Copy out each line featuring the string "grid" from the entries beneath.

--------------------------------

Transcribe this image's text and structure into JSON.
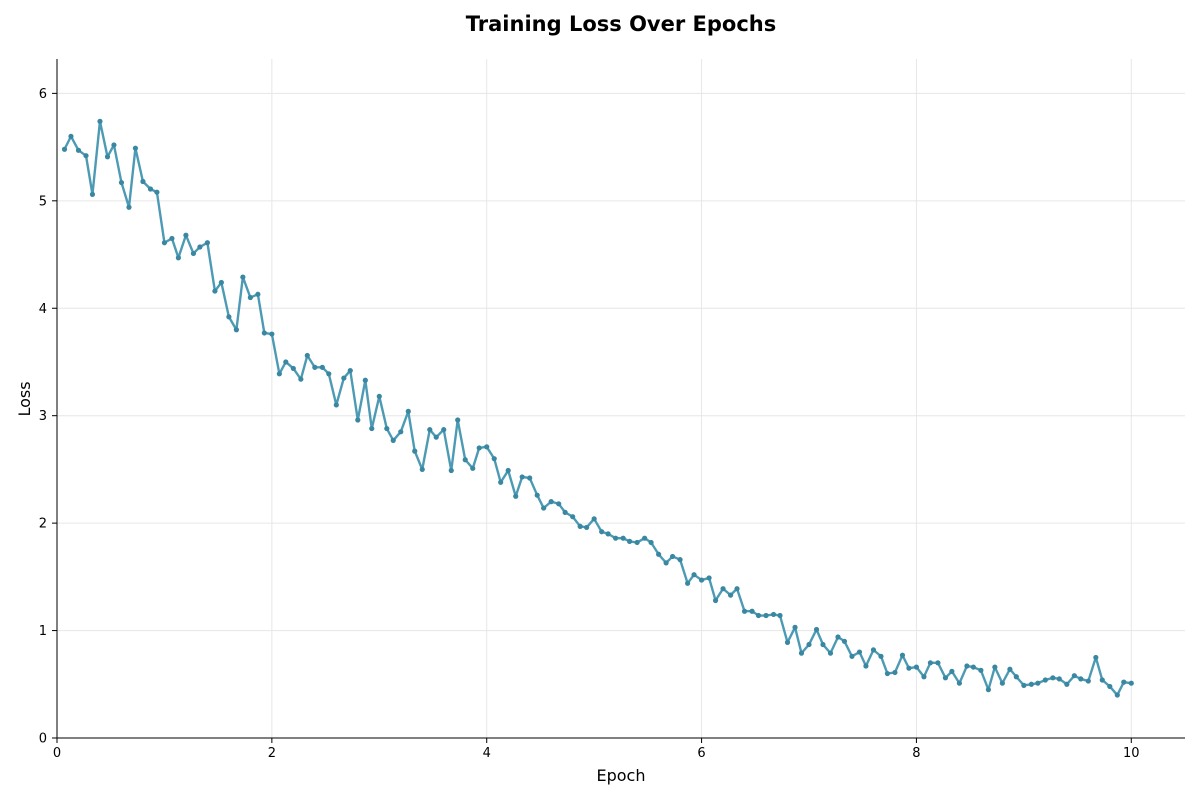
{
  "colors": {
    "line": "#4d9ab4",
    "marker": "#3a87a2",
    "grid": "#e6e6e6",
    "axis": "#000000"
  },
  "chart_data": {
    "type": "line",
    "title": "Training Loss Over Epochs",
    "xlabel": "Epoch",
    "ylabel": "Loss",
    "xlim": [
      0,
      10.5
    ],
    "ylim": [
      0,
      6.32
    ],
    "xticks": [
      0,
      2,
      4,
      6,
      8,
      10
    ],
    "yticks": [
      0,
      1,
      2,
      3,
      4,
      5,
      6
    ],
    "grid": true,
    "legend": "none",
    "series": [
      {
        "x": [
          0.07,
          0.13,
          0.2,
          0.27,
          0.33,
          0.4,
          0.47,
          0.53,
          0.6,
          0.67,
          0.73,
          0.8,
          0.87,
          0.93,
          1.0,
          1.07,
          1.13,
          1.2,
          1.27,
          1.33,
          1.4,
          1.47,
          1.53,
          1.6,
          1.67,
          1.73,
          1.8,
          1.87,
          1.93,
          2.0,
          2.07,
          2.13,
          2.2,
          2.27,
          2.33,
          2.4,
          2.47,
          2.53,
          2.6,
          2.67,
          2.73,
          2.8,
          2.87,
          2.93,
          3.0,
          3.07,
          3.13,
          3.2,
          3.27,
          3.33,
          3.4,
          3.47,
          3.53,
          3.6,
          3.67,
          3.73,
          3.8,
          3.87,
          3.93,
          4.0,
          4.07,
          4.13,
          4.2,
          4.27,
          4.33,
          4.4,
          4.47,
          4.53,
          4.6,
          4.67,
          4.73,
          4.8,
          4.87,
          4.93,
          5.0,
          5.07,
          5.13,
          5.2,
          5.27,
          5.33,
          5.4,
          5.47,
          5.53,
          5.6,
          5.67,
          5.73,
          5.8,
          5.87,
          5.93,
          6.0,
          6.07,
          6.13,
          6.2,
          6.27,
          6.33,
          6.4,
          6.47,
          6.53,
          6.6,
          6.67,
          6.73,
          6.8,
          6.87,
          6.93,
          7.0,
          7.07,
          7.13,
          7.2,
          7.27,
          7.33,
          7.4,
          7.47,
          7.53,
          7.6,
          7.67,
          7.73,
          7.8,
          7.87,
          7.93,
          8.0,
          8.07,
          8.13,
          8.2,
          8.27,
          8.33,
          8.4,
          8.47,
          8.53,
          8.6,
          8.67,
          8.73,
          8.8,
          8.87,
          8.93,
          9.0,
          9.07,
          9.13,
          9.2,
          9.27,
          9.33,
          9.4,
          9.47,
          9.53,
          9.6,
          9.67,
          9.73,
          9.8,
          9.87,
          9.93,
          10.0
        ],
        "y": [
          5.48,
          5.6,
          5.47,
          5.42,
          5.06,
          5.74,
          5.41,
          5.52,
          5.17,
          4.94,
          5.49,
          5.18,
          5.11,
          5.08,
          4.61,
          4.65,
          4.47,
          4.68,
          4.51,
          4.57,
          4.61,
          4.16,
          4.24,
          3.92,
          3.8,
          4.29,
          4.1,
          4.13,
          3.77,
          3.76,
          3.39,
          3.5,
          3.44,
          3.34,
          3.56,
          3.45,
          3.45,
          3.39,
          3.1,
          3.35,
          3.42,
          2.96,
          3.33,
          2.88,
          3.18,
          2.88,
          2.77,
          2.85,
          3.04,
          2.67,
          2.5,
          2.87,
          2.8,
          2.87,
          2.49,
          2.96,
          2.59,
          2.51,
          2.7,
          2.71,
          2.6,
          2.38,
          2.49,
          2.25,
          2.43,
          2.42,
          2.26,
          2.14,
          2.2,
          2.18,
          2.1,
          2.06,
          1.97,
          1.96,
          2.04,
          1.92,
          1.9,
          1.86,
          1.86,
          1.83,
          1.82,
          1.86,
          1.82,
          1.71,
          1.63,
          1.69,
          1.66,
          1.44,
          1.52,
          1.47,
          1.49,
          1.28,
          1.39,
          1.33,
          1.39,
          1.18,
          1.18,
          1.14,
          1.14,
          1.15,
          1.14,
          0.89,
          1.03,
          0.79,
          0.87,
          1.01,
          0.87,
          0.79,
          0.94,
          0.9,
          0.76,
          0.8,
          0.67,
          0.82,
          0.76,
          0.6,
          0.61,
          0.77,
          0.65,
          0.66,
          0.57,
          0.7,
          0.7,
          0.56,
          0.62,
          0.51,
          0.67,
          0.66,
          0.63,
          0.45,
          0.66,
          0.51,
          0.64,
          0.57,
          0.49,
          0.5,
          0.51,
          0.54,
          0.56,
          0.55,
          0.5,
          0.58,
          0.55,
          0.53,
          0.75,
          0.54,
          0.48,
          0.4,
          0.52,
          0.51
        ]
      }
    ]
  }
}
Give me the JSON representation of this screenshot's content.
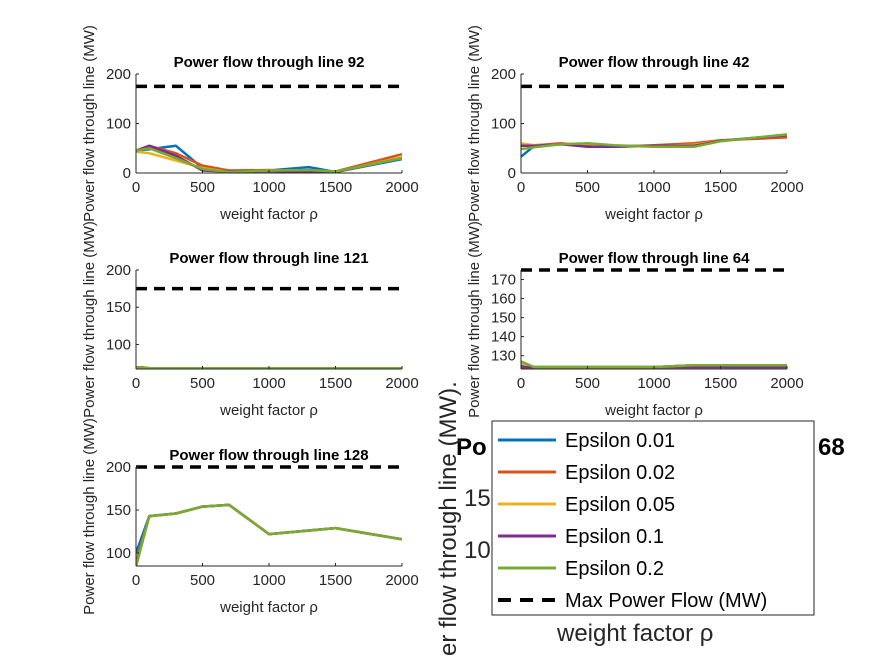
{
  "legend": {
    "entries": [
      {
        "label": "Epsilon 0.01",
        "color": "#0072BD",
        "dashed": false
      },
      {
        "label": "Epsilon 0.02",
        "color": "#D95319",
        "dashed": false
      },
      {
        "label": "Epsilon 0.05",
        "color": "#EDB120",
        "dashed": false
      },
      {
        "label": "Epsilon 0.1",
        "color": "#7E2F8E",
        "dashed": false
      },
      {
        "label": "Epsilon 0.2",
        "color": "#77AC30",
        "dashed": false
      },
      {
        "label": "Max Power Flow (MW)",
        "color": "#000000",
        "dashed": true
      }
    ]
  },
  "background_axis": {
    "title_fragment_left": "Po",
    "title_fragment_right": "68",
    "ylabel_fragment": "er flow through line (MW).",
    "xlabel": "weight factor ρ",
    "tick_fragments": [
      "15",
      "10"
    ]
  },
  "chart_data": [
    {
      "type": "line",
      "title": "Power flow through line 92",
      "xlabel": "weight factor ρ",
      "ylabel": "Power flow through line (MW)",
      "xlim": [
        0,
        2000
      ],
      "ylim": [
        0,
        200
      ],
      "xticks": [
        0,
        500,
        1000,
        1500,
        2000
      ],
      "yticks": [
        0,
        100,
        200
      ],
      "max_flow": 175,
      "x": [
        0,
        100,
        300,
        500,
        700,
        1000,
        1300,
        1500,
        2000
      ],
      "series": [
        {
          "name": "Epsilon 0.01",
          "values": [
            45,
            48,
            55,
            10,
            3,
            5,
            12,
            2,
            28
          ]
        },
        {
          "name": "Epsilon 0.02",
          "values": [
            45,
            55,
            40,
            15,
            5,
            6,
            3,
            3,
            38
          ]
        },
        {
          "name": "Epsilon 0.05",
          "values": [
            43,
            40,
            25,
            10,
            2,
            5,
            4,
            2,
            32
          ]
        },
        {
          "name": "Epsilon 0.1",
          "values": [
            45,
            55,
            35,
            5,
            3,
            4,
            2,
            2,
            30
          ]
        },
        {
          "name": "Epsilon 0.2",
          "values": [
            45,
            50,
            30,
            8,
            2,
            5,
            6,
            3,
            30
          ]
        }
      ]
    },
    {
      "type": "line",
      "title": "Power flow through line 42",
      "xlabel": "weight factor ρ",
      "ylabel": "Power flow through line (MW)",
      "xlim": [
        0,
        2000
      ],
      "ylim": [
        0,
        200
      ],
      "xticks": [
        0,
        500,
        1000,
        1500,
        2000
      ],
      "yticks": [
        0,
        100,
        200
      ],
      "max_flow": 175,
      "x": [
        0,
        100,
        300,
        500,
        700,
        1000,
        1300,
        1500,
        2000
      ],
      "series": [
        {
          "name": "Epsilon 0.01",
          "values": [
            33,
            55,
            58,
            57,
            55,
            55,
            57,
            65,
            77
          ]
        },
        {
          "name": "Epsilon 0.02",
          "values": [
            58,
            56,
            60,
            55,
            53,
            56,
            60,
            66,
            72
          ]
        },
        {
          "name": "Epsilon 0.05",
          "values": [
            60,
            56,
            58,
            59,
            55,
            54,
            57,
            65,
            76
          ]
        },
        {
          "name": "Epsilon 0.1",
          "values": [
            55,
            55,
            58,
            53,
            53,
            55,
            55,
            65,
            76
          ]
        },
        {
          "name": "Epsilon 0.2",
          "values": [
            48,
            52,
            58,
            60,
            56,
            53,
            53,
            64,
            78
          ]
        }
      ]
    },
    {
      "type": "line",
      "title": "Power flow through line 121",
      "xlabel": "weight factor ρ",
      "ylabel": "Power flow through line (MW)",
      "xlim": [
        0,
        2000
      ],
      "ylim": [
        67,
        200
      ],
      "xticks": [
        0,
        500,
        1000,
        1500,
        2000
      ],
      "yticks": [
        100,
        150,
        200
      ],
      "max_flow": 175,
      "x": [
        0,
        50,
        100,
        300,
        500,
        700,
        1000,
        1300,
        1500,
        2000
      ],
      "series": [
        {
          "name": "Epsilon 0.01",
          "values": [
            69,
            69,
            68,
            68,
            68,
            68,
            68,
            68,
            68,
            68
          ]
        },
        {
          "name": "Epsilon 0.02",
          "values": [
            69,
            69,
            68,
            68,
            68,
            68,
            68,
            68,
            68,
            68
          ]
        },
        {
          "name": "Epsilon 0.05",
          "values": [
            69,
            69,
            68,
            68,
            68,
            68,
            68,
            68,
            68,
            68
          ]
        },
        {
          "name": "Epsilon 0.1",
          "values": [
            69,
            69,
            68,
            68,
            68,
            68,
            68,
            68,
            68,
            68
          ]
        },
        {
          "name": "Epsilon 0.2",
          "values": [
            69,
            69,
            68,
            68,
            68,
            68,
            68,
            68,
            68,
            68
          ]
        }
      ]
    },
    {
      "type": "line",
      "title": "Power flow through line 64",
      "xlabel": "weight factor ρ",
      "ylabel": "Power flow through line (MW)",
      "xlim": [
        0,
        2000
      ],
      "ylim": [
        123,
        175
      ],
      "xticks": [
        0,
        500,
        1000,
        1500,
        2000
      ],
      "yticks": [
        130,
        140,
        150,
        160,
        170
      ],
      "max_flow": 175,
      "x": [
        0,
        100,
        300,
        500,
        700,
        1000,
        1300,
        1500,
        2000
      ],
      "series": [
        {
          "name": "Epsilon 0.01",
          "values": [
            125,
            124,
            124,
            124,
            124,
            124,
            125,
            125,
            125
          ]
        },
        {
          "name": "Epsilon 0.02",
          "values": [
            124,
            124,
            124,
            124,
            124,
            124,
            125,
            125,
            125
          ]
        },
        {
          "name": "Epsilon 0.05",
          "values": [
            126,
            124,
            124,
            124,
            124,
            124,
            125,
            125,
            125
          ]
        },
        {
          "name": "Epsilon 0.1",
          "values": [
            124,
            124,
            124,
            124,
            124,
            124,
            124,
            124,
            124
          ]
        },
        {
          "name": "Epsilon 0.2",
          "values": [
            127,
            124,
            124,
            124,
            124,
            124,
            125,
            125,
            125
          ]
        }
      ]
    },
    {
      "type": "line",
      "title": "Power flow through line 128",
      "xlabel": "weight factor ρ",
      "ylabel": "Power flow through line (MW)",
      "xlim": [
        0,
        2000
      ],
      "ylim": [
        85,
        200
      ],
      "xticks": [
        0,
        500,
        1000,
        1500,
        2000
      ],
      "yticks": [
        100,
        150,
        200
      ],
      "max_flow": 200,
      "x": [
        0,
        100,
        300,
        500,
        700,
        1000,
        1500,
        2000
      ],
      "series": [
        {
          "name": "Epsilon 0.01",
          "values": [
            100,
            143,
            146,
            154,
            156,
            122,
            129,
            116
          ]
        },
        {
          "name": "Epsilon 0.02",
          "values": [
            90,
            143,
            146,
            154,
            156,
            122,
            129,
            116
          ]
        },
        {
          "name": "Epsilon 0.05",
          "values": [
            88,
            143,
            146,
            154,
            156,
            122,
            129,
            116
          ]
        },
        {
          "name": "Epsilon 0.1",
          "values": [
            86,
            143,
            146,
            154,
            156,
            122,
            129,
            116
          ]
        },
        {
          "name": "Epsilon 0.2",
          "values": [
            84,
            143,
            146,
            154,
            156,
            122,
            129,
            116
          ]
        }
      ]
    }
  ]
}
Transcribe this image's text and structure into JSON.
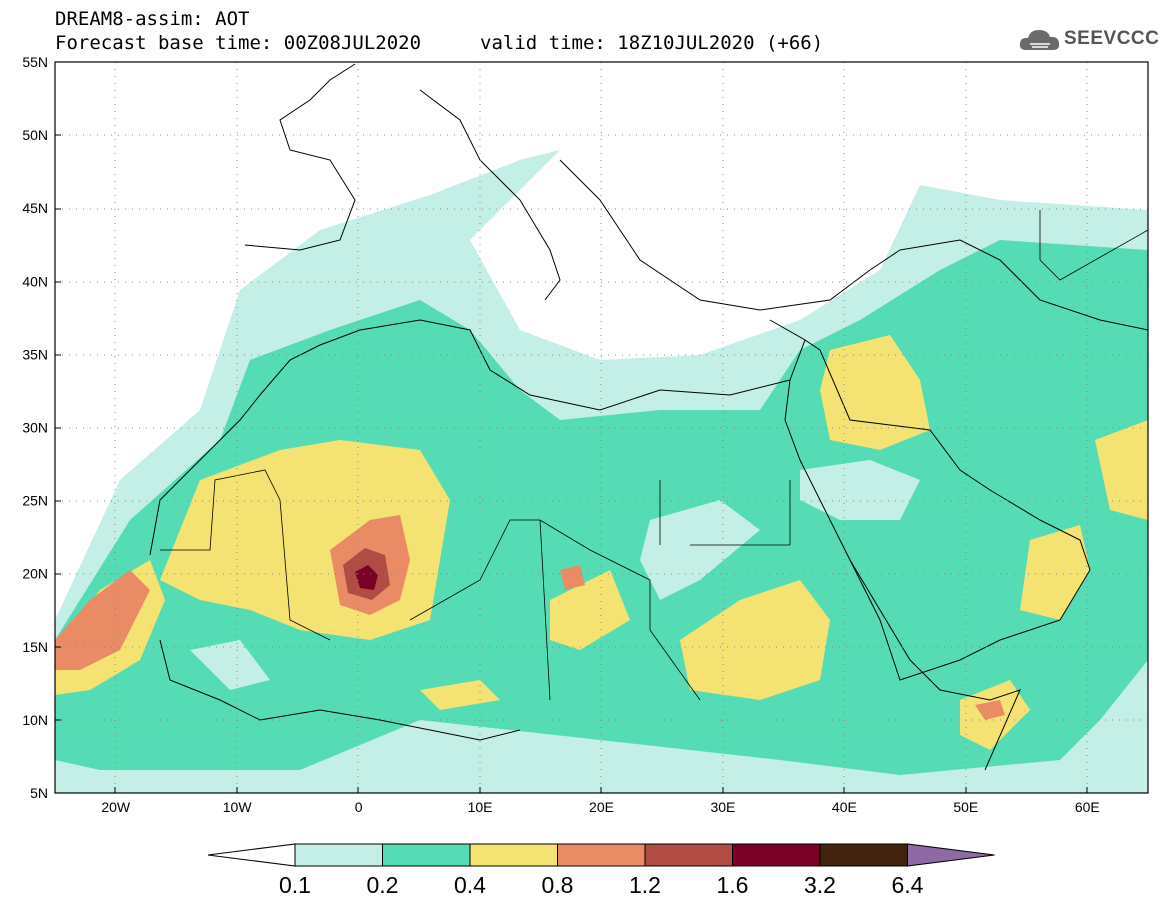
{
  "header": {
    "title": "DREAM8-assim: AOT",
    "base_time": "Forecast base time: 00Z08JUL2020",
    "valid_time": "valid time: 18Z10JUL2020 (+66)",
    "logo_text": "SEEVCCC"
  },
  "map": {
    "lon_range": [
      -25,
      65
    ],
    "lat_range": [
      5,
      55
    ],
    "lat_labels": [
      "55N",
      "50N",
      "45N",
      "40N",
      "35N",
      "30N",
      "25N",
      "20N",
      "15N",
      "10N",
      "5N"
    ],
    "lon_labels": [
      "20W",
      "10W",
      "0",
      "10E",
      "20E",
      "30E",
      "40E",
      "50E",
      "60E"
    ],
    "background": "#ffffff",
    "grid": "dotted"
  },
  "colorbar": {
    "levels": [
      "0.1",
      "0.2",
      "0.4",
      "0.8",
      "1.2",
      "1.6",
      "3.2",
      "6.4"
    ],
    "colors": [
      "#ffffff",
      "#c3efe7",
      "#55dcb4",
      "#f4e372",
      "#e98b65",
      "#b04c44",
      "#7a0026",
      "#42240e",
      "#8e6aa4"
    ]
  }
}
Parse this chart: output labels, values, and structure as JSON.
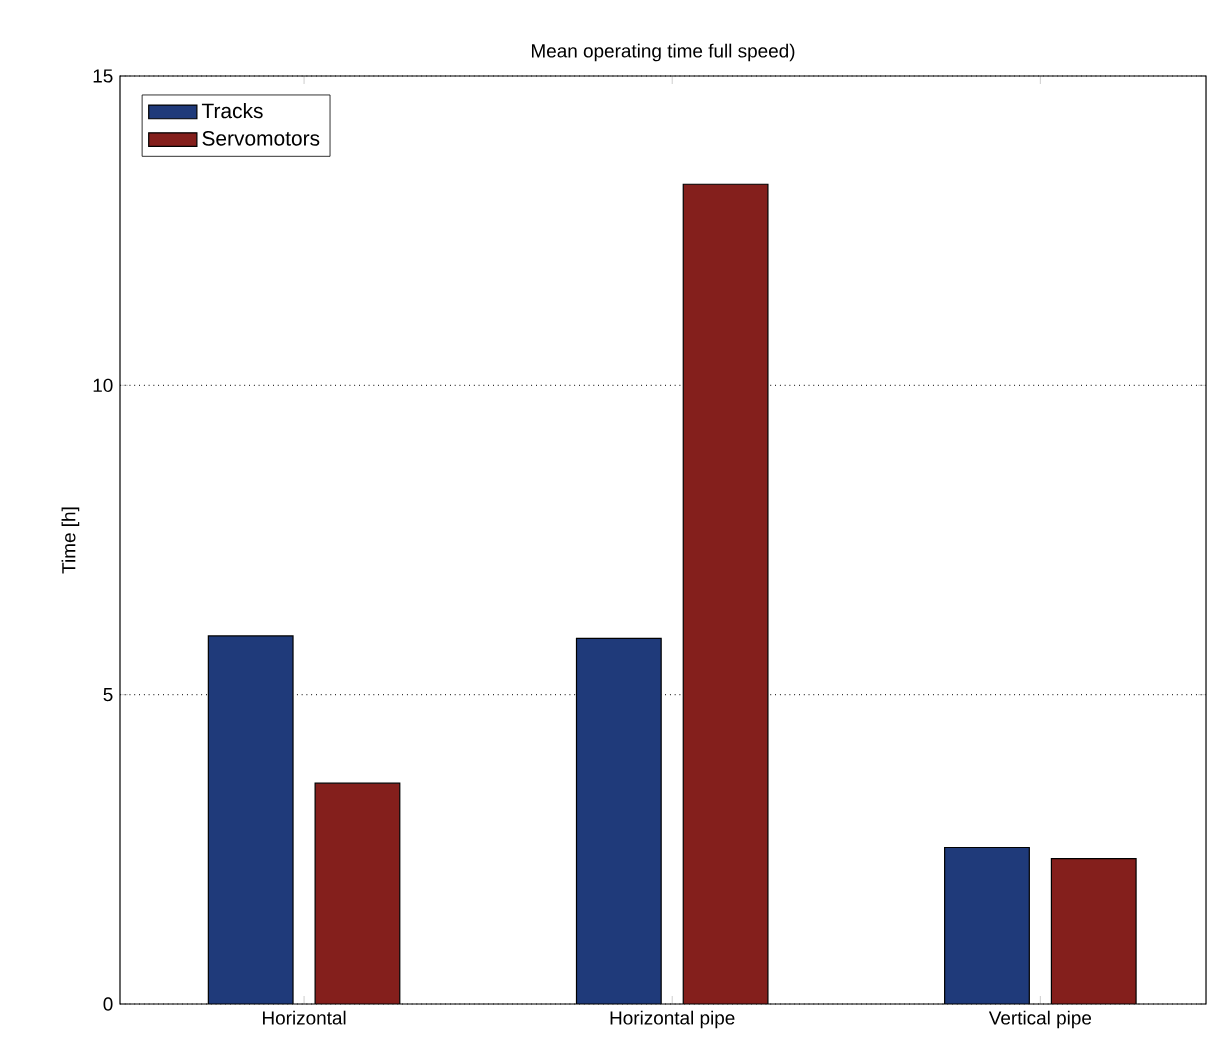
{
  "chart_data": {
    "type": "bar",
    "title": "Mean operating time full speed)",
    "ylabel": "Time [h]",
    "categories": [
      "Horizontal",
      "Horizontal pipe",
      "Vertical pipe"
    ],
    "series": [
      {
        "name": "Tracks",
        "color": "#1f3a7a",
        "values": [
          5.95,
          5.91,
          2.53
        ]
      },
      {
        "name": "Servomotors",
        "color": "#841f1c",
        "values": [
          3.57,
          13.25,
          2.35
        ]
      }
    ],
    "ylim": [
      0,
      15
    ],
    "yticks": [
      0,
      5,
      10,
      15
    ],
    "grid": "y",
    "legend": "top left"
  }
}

--------------------------------

- _Finished answer_
    "grid": "#e6e6e6",
    "grid": true,
    "grid": "dotted"
    "grid": "y",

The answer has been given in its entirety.